--- Begin DATASET EXCERPTS ---

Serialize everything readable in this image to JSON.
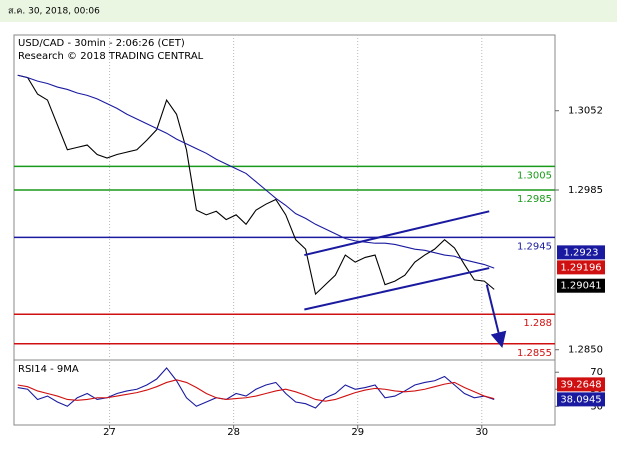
{
  "header": {
    "date": "ส.ค. 30, 2018, 00:06"
  },
  "chart_data": [
    {
      "type": "line",
      "title": "USD/CAD - 30min - 2:06:26 (CET)",
      "subtitle": "Research © 2018 TRADING CENTRAL",
      "x": [
        26.26,
        26.34,
        26.42,
        26.5,
        26.58,
        26.66,
        26.74,
        26.82,
        26.9,
        26.98,
        27.06,
        27.14,
        27.22,
        27.3,
        27.38,
        27.46,
        27.54,
        27.62,
        27.7,
        27.78,
        27.86,
        27.94,
        28.02,
        28.1,
        28.18,
        28.26,
        28.34,
        28.42,
        28.5,
        28.58,
        28.66,
        28.74,
        28.82,
        28.9,
        28.98,
        29.06,
        29.14,
        29.22,
        29.3,
        29.38,
        29.46,
        29.54,
        29.62,
        29.7,
        29.78,
        29.86,
        29.94,
        30.02,
        30.1
      ],
      "series": [
        {
          "name": "USD/CAD",
          "color": "#000000",
          "values": [
            1.3082,
            1.308,
            1.3066,
            1.3061,
            1.304,
            1.3019,
            1.3021,
            1.3023,
            1.3015,
            1.3012,
            1.3015,
            1.3017,
            1.3019,
            1.3027,
            1.3036,
            1.3061,
            1.3049,
            1.3019,
            1.2968,
            1.2964,
            1.2967,
            1.296,
            1.2964,
            1.2956,
            1.2968,
            1.2973,
            1.2977,
            1.2964,
            1.2943,
            1.2935,
            1.2897,
            1.2905,
            1.2913,
            1.293,
            1.2924,
            1.2928,
            1.293,
            1.2905,
            1.2908,
            1.2913,
            1.2924,
            1.293,
            1.2935,
            1.2943,
            1.2936,
            1.2922,
            1.2909,
            1.2908,
            1.2901
          ]
        },
        {
          "name": "MA",
          "color": "#1a1aa0",
          "values": [
            1.3082,
            1.308,
            1.3077,
            1.3075,
            1.3072,
            1.307,
            1.3067,
            1.3065,
            1.3062,
            1.3058,
            1.3054,
            1.3049,
            1.3045,
            1.3041,
            1.3037,
            1.3033,
            1.3028,
            1.3024,
            1.302,
            1.3016,
            1.3011,
            1.3007,
            1.3003,
            1.2999,
            1.2992,
            1.2985,
            1.2978,
            1.2972,
            1.2965,
            1.2961,
            1.2956,
            1.2952,
            1.2948,
            1.2944,
            1.2942,
            1.2941,
            1.294,
            1.294,
            1.2939,
            1.2937,
            1.2935,
            1.2934,
            1.2932,
            1.293,
            1.2929,
            1.2926,
            1.2924,
            1.2922,
            1.2919
          ]
        }
      ],
      "xlim": [
        26.23,
        30.59
      ],
      "xticks": [
        27,
        28,
        29,
        30
      ],
      "ylim": [
        1.2843,
        1.3116
      ],
      "yticks": [
        1.3052,
        1.2985,
        {
          "value": 1.285,
          "label": "1.2850"
        }
      ],
      "levels": [
        {
          "value": 1.3005,
          "color": "#1a9a1a"
        },
        {
          "value": 1.2985,
          "color": "#1a9a1a"
        },
        {
          "value": 1.2945,
          "color": "#1a1aa0"
        },
        {
          "value": 1.288,
          "color": "#d01010"
        },
        {
          "value": 1.2855,
          "color": "#d01010"
        }
      ],
      "channel": [
        {
          "x": [
            28.57,
            30.06
          ],
          "y": [
            1.293,
            1.2967
          ]
        },
        {
          "x": [
            28.57,
            30.06
          ],
          "y": [
            1.2884,
            1.2919
          ]
        }
      ],
      "arrow": {
        "x": [
          30.04,
          30.15
        ],
        "y": [
          1.2905,
          1.2858
        ]
      },
      "price_tags": [
        {
          "value": 1.2923,
          "color": "#1a1aa0"
        },
        {
          "value": 1.29196,
          "color": "#d01010"
        },
        {
          "value": 1.29041,
          "color": "#000000"
        }
      ]
    },
    {
      "type": "line",
      "title": "RSI14 - 9MA",
      "x": [
        26.26,
        26.34,
        26.42,
        26.5,
        26.58,
        26.66,
        26.74,
        26.82,
        26.9,
        26.98,
        27.06,
        27.14,
        27.22,
        27.3,
        27.38,
        27.46,
        27.54,
        27.62,
        27.7,
        27.78,
        27.86,
        27.94,
        28.02,
        28.1,
        28.18,
        28.26,
        28.34,
        28.42,
        28.5,
        28.58,
        28.66,
        28.74,
        28.82,
        28.9,
        28.98,
        29.06,
        29.14,
        29.22,
        29.3,
        29.38,
        29.46,
        29.54,
        29.62,
        29.7,
        29.78,
        29.86,
        29.94,
        30.02,
        30.1
      ],
      "series": [
        {
          "name": "RSI14",
          "color": "#1a1aa0",
          "values": [
            52,
            50,
            38,
            42,
            35,
            30,
            40,
            45,
            38,
            40,
            45,
            48,
            50,
            55,
            62,
            75,
            60,
            40,
            30,
            35,
            40,
            38,
            45,
            42,
            50,
            55,
            58,
            45,
            35,
            33,
            28,
            40,
            45,
            55,
            50,
            52,
            55,
            40,
            42,
            48,
            55,
            58,
            60,
            65,
            55,
            45,
            40,
            42,
            38
          ]
        },
        {
          "name": "9MA",
          "color": "#d01010",
          "values": [
            55,
            53,
            48,
            45,
            42,
            38,
            37,
            38,
            40,
            40,
            42,
            44,
            46,
            49,
            53,
            58,
            61,
            58,
            52,
            45,
            40,
            38,
            39,
            40,
            42,
            45,
            48,
            50,
            47,
            43,
            38,
            36,
            38,
            42,
            46,
            49,
            51,
            50,
            48,
            47,
            48,
            50,
            53,
            56,
            58,
            52,
            47,
            42,
            39
          ]
        }
      ],
      "xlim": [
        26.23,
        30.59
      ],
      "ylim": [
        8,
        82
      ],
      "yticks": [
        30,
        50,
        70
      ],
      "price_tags": [
        {
          "value": 39.2648,
          "color": "#d01010"
        },
        {
          "value": 38.0945,
          "color": "#1a1aa0"
        }
      ]
    }
  ]
}
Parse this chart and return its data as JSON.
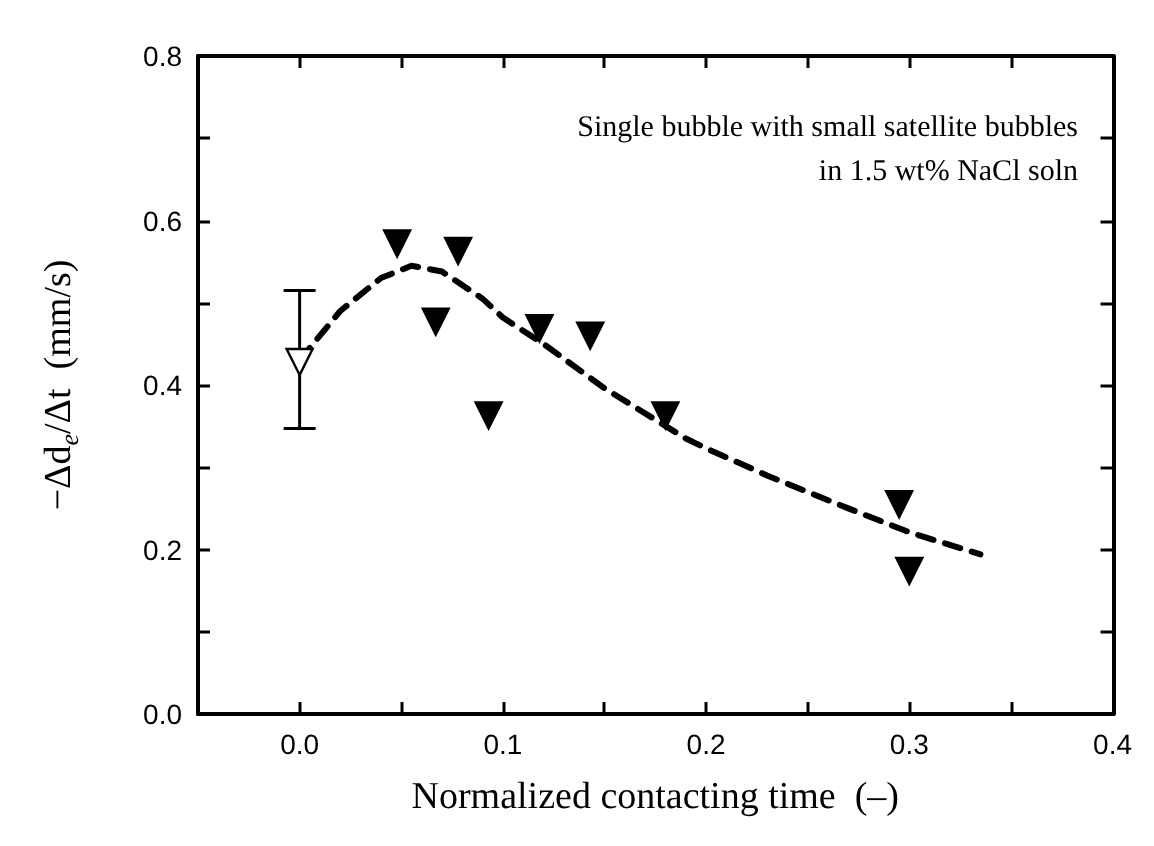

--- End DATASET EXCERPTS ---

Omit every picture, and otherwise quote the entries exactly.

WRITTEN REPLY
Serialize everything readable in this image to JSON.
{
  "header": {
    "date": "ส.ค. 30, 2018, 00:06"
  },
  "chart_data": [
    {
      "type": "line",
      "title": "USD/CAD - 30min - 2:06:26 (CET)",
      "subtitle": "Research © 2018 TRADING CENTRAL",
      "x": [
        26.26,
        26.34,
        26.42,
        26.5,
        26.58,
        26.66,
        26.74,
        26.82,
        26.9,
        26.98,
        27.06,
        27.14,
        27.22,
        27.3,
        27.38,
        27.46,
        27.54,
        27.62,
        27.7,
        27.78,
        27.86,
        27.94,
        28.02,
        28.1,
        28.18,
        28.26,
        28.34,
        28.42,
        28.5,
        28.58,
        28.66,
        28.74,
        28.82,
        28.9,
        28.98,
        29.06,
        29.14,
        29.22,
        29.3,
        29.38,
        29.46,
        29.54,
        29.62,
        29.7,
        29.78,
        29.86,
        29.94,
        30.02,
        30.1
      ],
      "series": [
        {
          "name": "USD/CAD",
          "color": "#000000",
          "values": [
            1.3082,
            1.308,
            1.3066,
            1.3061,
            1.304,
            1.3019,
            1.3021,
            1.3023,
            1.3015,
            1.3012,
            1.3015,
            1.3017,
            1.3019,
            1.3027,
            1.3036,
            1.3061,
            1.3049,
            1.3019,
            1.2968,
            1.2964,
            1.2967,
            1.296,
            1.2964,
            1.2956,
            1.2968,
            1.2973,
            1.2977,
            1.2964,
            1.2943,
            1.2935,
            1.2897,
            1.2905,
            1.2913,
            1.293,
            1.2924,
            1.2928,
            1.293,
            1.2905,
            1.2908,
            1.2913,
            1.2924,
            1.293,
            1.2935,
            1.2943,
            1.2936,
            1.2922,
            1.2909,
            1.2908,
            1.2901
          ]
        },
        {
          "name": "MA",
          "color": "#1a1aa0",
          "values": [
            1.3082,
            1.308,
            1.3077,
            1.3075,
            1.3072,
            1.307,
            1.3067,
            1.3065,
            1.3062,
            1.3058,
            1.3054,
            1.3049,
            1.3045,
            1.3041,
            1.3037,
            1.3033,
            1.3028,
            1.3024,
            1.302,
            1.3016,
            1.3011,
            1.3007,
            1.3003,
            1.2999,
            1.2992,
            1.2985,
            1.2978,
            1.2972,
            1.2965,
            1.2961,
            1.2956,
            1.2952,
            1.2948,
            1.2944,
            1.2942,
            1.2941,
            1.294,
            1.294,
            1.2939,
            1.2937,
            1.2935,
            1.2934,
            1.2932,
            1.293,
            1.2929,
            1.2926,
            1.2924,
            1.2922,
            1.2919
          ]
        }
      ],
      "xlim": [
        26.23,
        30.59
      ],
      "xticks": [
        27,
        28,
        29,
        30
      ],
      "ylim": [
        1.2843,
        1.3116
      ],
      "yticks": [
        1.3052,
        1.2985,
        {
          "value": 1.285,
          "label": "1.2850"
        }
      ],
      "levels": [
        {
          "value": 1.3005,
          "color": "#1a9a1a"
        },
        {
          "value": 1.2985,
          "color": "#1a9a1a"
        },
        {
          "value": 1.2945,
          "color": "#1a1aa0"
        },
        {
          "value": 1.288,
          "color": "#d01010"
        },
        {
          "value": 1.2855,
          "color": "#d01010"
        }
      ],
      "channel": [
        {
          "x": [
            28.57,
            30.06
          ],
          "y": [
            1.293,
            1.2967
          ]
        },
        {
          "x": [
            28.57,
            30.06
          ],
          "y": [
            1.2884,
            1.2919
          ]
        }
      ],
      "arrow": {
        "x": [
          30.04,
          30.15
        ],
        "y": [
          1.2905,
          1.2858
        ]
      },
      "price_tags": [
        {
          "value": 1.2923,
          "color": "#1a1aa0"
        },
        {
          "value": 1.29196,
          "color": "#d01010"
        },
        {
          "value": 1.29041,
          "color": "#000000"
        }
      ]
    },
    {
      "type": "line",
      "title": "RSI14 - 9MA",
      "x": [
        26.26,
        26.34,
        26.42,
        26.5,
        26.58,
        26.66,
        26.74,
        26.82,
        26.9,
        26.98,
        27.06,
        27.14,
        27.22,
        27.3,
        27.38,
        27.46,
        27.54,
        27.62,
        27.7,
        27.78,
        27.86,
        27.94,
        28.02,
        28.1,
        28.18,
        28.26,
        28.34,
        28.42,
        28.5,
        28.58,
        28.66,
        28.74,
        28.82,
        28.9,
        28.98,
        29.06,
        29.14,
        29.22,
        29.3,
        29.38,
        29.46,
        29.54,
        29.62,
        29.7,
        29.78,
        29.86,
        29.94,
        30.02,
        30.1
      ],
      "series": [
        {
          "name": "RSI14",
          "color": "#1a1aa0",
          "values": [
            52,
            50,
            38,
            42,
            35,
            30,
            40,
            45,
            38,
            40,
            45,
            48,
            50,
            55,
            62,
            75,
            60,
            40,
            30,
            35,
            40,
            38,
            45,
            42,
            50,
            55,
            58,
            45,
            35,
            33,
            28,
            40,
            45,
            55,
            50,
            52,
            55,
            40,
            42,
            48,
            55,
            58,
            60,
            65,
            55,
            45,
            40,
            42,
            38
          ]
        },
        {
          "name": "9MA",
          "color": "#d01010",
          "values": [
            55,
            53,
            48,
            45,
            42,
            38,
            37,
            38,
            40,
            40,
            42,
            44,
            46,
            49,
            53,
            58,
            61,
            58,
            52,
            45,
            40,
            38,
            39,
            40,
            42,
            45,
            48,
            50,
            47,
            43,
            38,
            36,
            38,
            42,
            46,
            49,
            51,
            50,
            48,
            47,
            48,
            50,
            53,
            56,
            58,
            52,
            47,
            42,
            39
          ]
        }
      ],
      "xlim": [
        26.23,
        30.59
      ],
      "ylim": [
        8,
        82
      ],
      "yticks": [
        30,
        50,
        70
      ],
      "price_tags": [
        {
          "value": 39.2648,
          "color": "#d01010"
        },
        {
          "value": 38.0945,
          "color": "#1a1aa0"
        }
      ]
    }
  ]
}
Parse this chart and return its data as JSON.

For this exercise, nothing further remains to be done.